+++ Records for this task +++

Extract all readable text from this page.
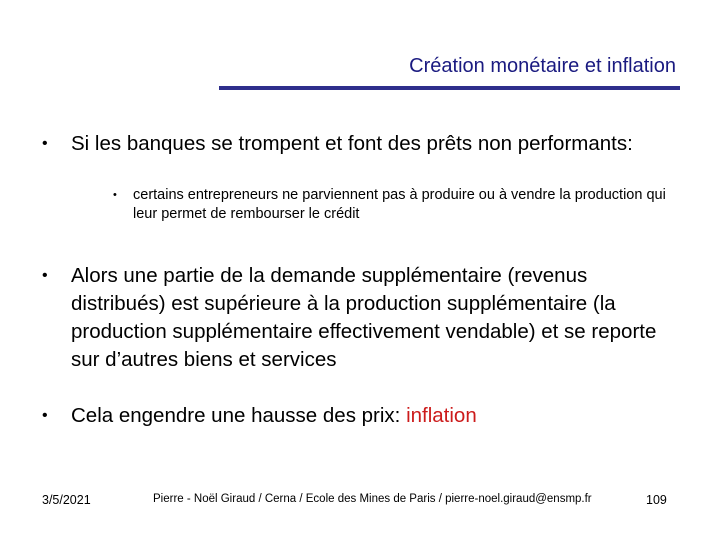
Création monétaire et inflation
• Si les banques se trompent et font des prêts non performants:
• certains entrepreneurs ne parviennent pas à produire ou à vendre la production qui leur permet de rembourser le crédit
• Alors une partie de la demande supplémentaire (revenus distribués) est supérieure à la production supplémentaire (la production supplémentaire effectivement vendable) et se reporte sur d’autres biens et services
• Cela engendre une hausse des prix: inflation
3/5/2021	Pierre - Noël Giraud / Cerna / Ecole des Mines de Paris / pierre-noel.giraud@ensmp.fr	109
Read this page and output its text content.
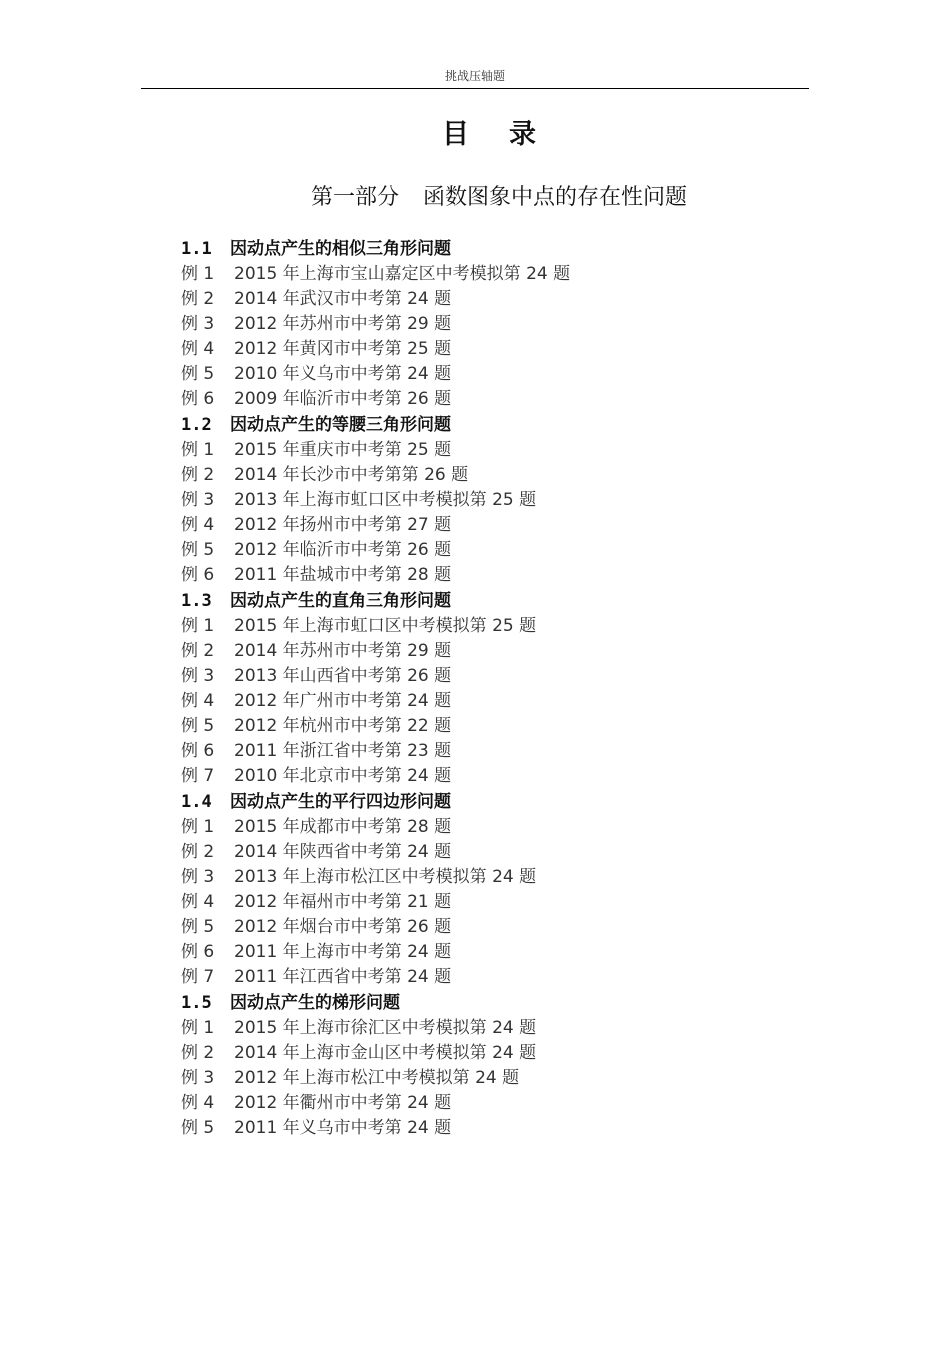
挑战压轴题
目录
第一部分 函数图象中点的存在性问题
1.1 因动点产生的相似三角形问题
例 1 2015 年上海市宝山嘉定区中考模拟第 24 题
例 2 2014 年武汉市中考第 24 题
例 3 2012 年苏州市中考第 29 题
例 4 2012 年黄冈市中考第 25 题
例 5 2010 年义乌市中考第 24 题
例 6 2009 年临沂市中考第 26 题
1.2 因动点产生的等腰三角形问题
例 1 2015 年重庆市中考第 25 题
例 2 2014 年长沙市中考第第 26 题
例 3 2013 年上海市虹口区中考模拟第 25 题
例 4 2012 年扬州市中考第 27 题
例 5 2012 年临沂市中考第 26 题
例 6 2011 年盐城市中考第 28 题
1.3 因动点产生的直角三角形问题
例 1 2015 年上海市虹口区中考模拟第 25 题
例 2 2014 年苏州市中考第 29 题
例 3 2013 年山西省中考第 26 题
例 4 2012 年广州市中考第 24 题
例 5 2012 年杭州市中考第 22 题
例 6 2011 年浙江省中考第 23 题
例 7 2010 年北京市中考第 24 题
1.4 因动点产生的平行四边形问题
例 1 2015 年成都市中考第 28 题
例 2 2014 年陕西省中考第 24 题
例 3 2013 年上海市松江区中考模拟第 24 题
例 4 2012 年福州市中考第 21 题
例 5 2012 年烟台市中考第 26 题
例 6 2011 年上海市中考第 24 题
例 7 2011 年江西省中考第 24 题
1.5 因动点产生的梯形问题
例 1 2015 年上海市徐汇区中考模拟第 24 题
例 2 2014 年上海市金山区中考模拟第 24 题
例 3 2012 年上海市松江中考模拟第 24 题
例 4 2012 年衢州市中考第 24 题
例 5 2011 年义乌市中考第 24 题
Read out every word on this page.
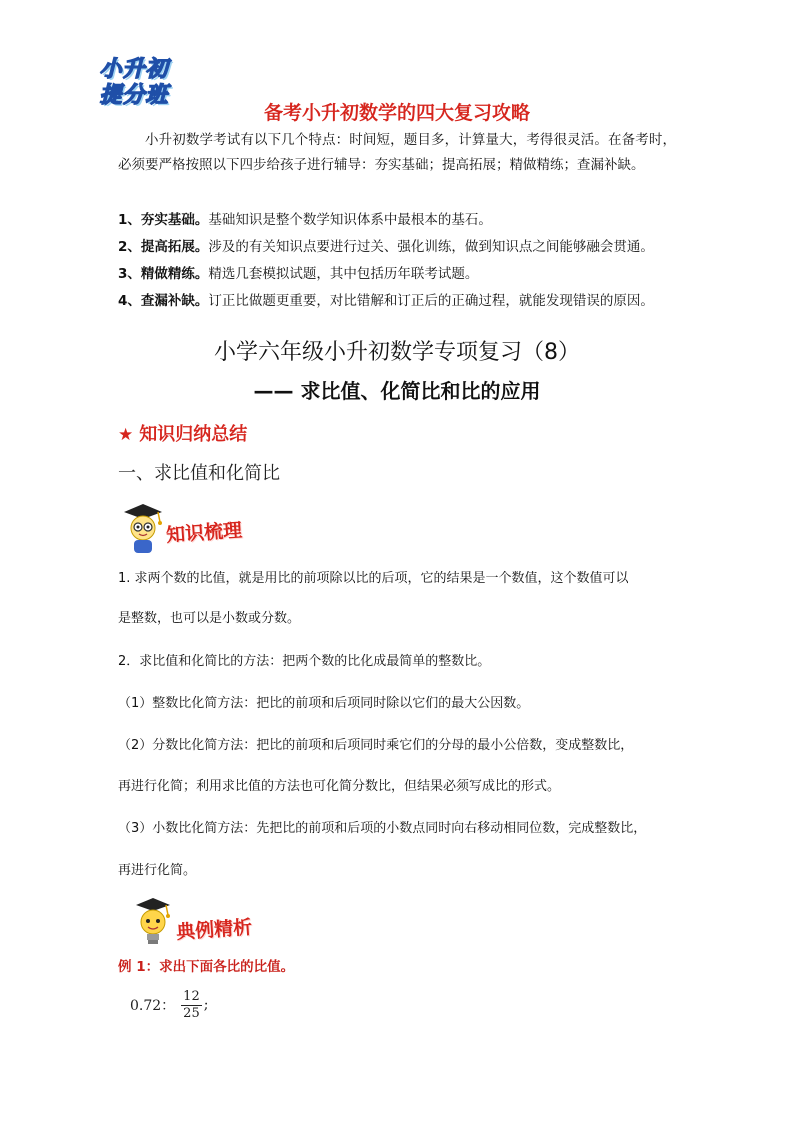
小升初
提分班
备考小升初数学的四大复习攻略
小升初数学考试有以下几个特点：时间短，题目多，计算量大，考得很灵活。在备考时，必须要严格按照以下四步给孩子进行辅导：夯实基础；提高拓展；精做精练；查漏补缺。
1、夯实基础。基础知识是整个数学知识体系中最根本的基石。
2、提高拓展。涉及的有关知识点要进行过关、强化训练，做到知识点之间能够融会贯通。
3、精做精练。精选几套模拟试题，其中包括历年联考试题。
4、查漏补缺。订正比做题更重要，对比错解和订正后的正确过程，就能发现错误的原因。
小学六年级小升初数学专项复习（8）
—— 求比值、化简比和比的应用
★ 知识归纳总结
一、求比值和化简比
知识梳理
1. 求两个数的比值，就是用比的前项除以比的后项，它的结果是一个数值，这个数值可以
是整数，也可以是小数或分数。
2．求比值和化简比的方法：把两个数的比化成最简单的整数比。
（1）整数比化简方法：把比的前项和后项同时除以它们的最大公因数。
（2）分数比化简方法：把比的前项和后项同时乘它们的分母的最小公倍数，变成整数比，
再进行化简；利用求比值的方法也可化简分数比，但结果必须写成比的形式。
（3）小数比化简方法：先把比的前项和后项的小数点同时向右移动相同位数，完成整数比，
再进行化简。
典例精析
例 1：求出下面各比的比值。
0.72： $\frac{12}{25}$ ;
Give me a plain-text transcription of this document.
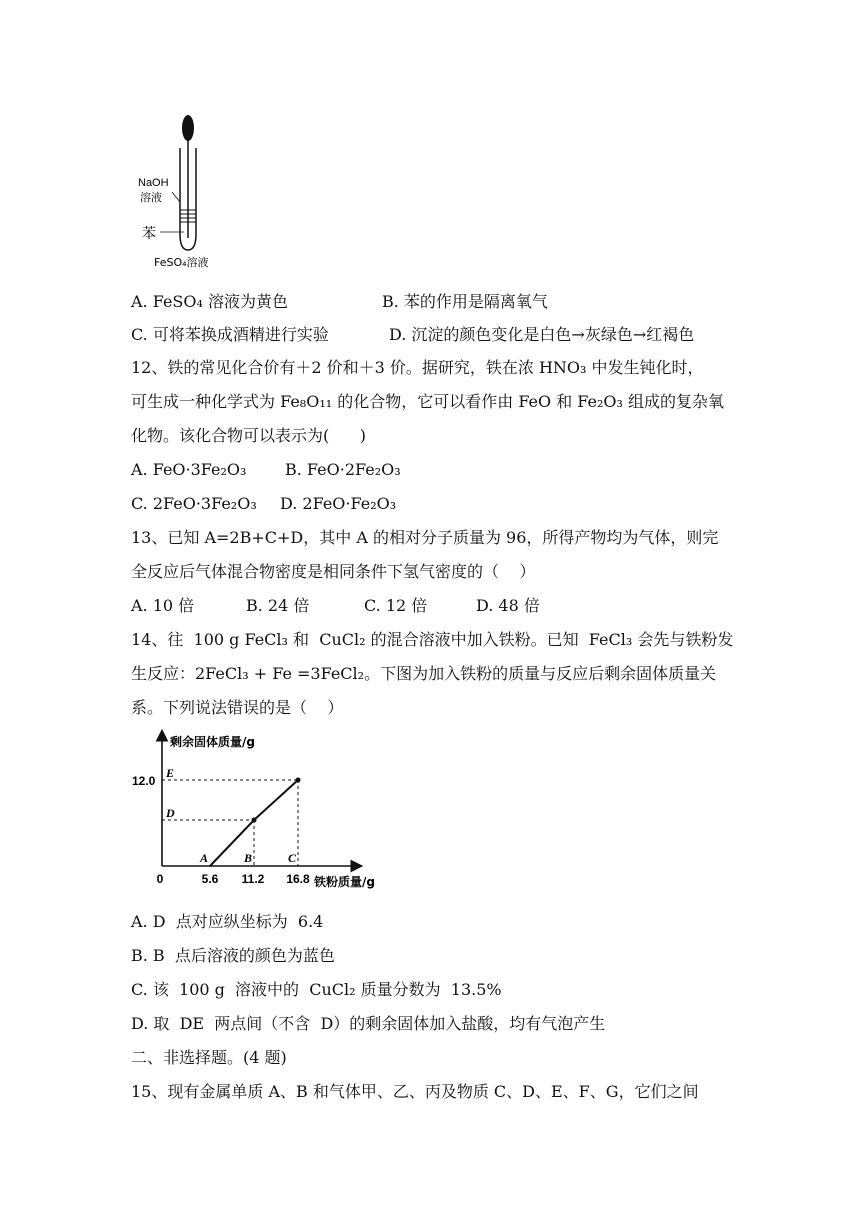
NaOH
溶液
苯
FeSO₄溶液
A. FeSO₄ 溶液为黄色	B. 苯的作用是隔离氧气
C. 可将苯换成酒精进行实验	D. 沉淀的颜色变化是白色→灰绿色→红褐色
12、铁的常见化合价有＋2 价和＋3 价。据研究，铁在浓 HNO₃ 中发生钝化时，
可生成一种化学式为 Fe₈O₁₁ 的化合物，它可以看作由 FeO 和 Fe₂O₃ 组成的复杂氧
化物。该化合物可以表示为(      )
A. FeO·3Fe₂O₃ B. FeO·2Fe₂O₃
C. 2FeO·3Fe₂O₃ D. 2FeO·Fe₂O₃
13、已知 A=2B+C+D，其中 A 的相对分子质量为 96，所得产物均为气体，则完
全反应后气体混合物密度是相同条件下氢气密度的（    ）
A. 10 倍	B. 24 倍	C. 12 倍	D. 48 倍
14、往  100 g FeCl₃ 和  CuCl₂ 的混合溶液中加入铁粉。已知  FeCl₃ 会先与铁粉发
生反应：2FeCl₃ + Fe =3FeCl₂。下图为加入铁粉的质量与反应后剩余固体质量关
系。下列说法错误的是（    ）
剩余固体质量/g
铁粉质量/g
0	5.6 11.2 16.8
12.0
A	B	C
D
E
A. D  点对应纵坐标为  6.4
B. B  点后溶液的颜色为蓝色
C. 该  100 g  溶液中的  CuCl₂ 质量分数为  13.5%
D. 取  DE  两点间（不含  D）的剩余固体加入盐酸，均有气泡产生
二、非选择题。(4 题)
15、现有金属单质 A、B 和气体甲、乙、丙及物质 C、D、E、F、G，它们之间
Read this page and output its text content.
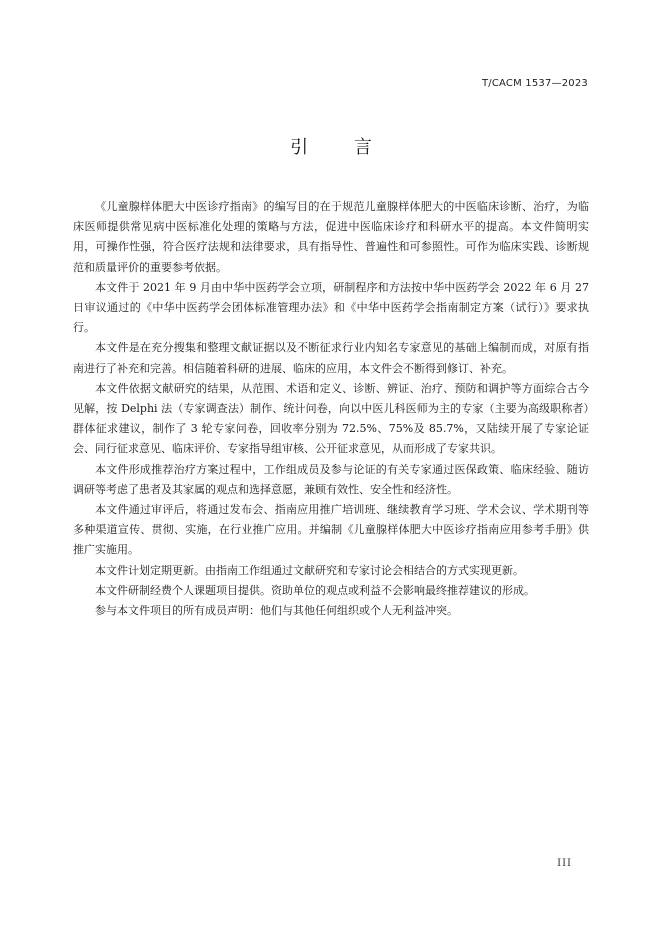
T/CACM 1537—2023
引 言

《儿童腺样体肥大中医诊疗指南》的编写目的在于规范儿童腺样体肥大的中医临床诊断、治疗，为临床医师提供常见病中医标准化处理的策略与方法，促进中医临床诊疗和科研水平的提高。本文件简明实用，可操作性强，符合医疗法规和法律要求，具有指导性、普遍性和可参照性。可作为临床实践、诊断规范和质量评价的重要参考依据。

本文件于 2021 年 9 月由中华中医药学会立项，研制程序和方法按中华中医药学会 2022 年 6 月 27 日审议通过的《中华中医药学会团体标准管理办法》和《中华中医药学会指南制定方案（试行）》要求执行。

本文件是在充分搜集和整理文献证据以及不断征求行业内知名专家意见的基础上编制而成，对原有指南进行了补充和完善。相信随着科研的进展、临床的应用，本文件会不断得到修订、补充。

本文件依据文献研究的结果，从范围、术语和定义、诊断、辨证、治疗、预防和调护等方面综合古今见解，按 Delphi 法（专家调查法）制作、统计问卷，向以中医儿科医师为主的专家（主要为高级职称者）群体征求建议，制作了 3 轮专家问卷，回收率分别为 72.5%、75%及 85.7%，又陆续开展了专家论证会、同行征求意见、临床评价、专家指导组审核、公开征求意见，从而形成了专家共识。

本文件形成推荐治疗方案过程中，工作组成员及参与论证的有关专家通过医保政策、临床经验、随访调研等考虑了患者及其家属的观点和选择意愿，兼顾有效性、安全性和经济性。

本文件通过审评后，将通过发布会、指南应用推广培训班、继续教育学习班、学术会议、学术期刊等多种渠道宣传、贯彻、实施，在行业推广应用。并编制《儿童腺样体肥大中医诊疗指南应用参考手册》供推广实施用。

本文件计划定期更新。由指南工作组通过文献研究和专家讨论会相结合的方式实现更新。

本文件研制经费个人课题项目提供。资助单位的观点或利益不会影响最终推荐建议的形成。

参与本文件项目的所有成员声明：他们与其他任何组织或个人无利益冲突。

III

+++

Given request:
Tally up how many lines in the preceding listing contain the word "查漏补缺". Give nothing but the number.

Final result:
2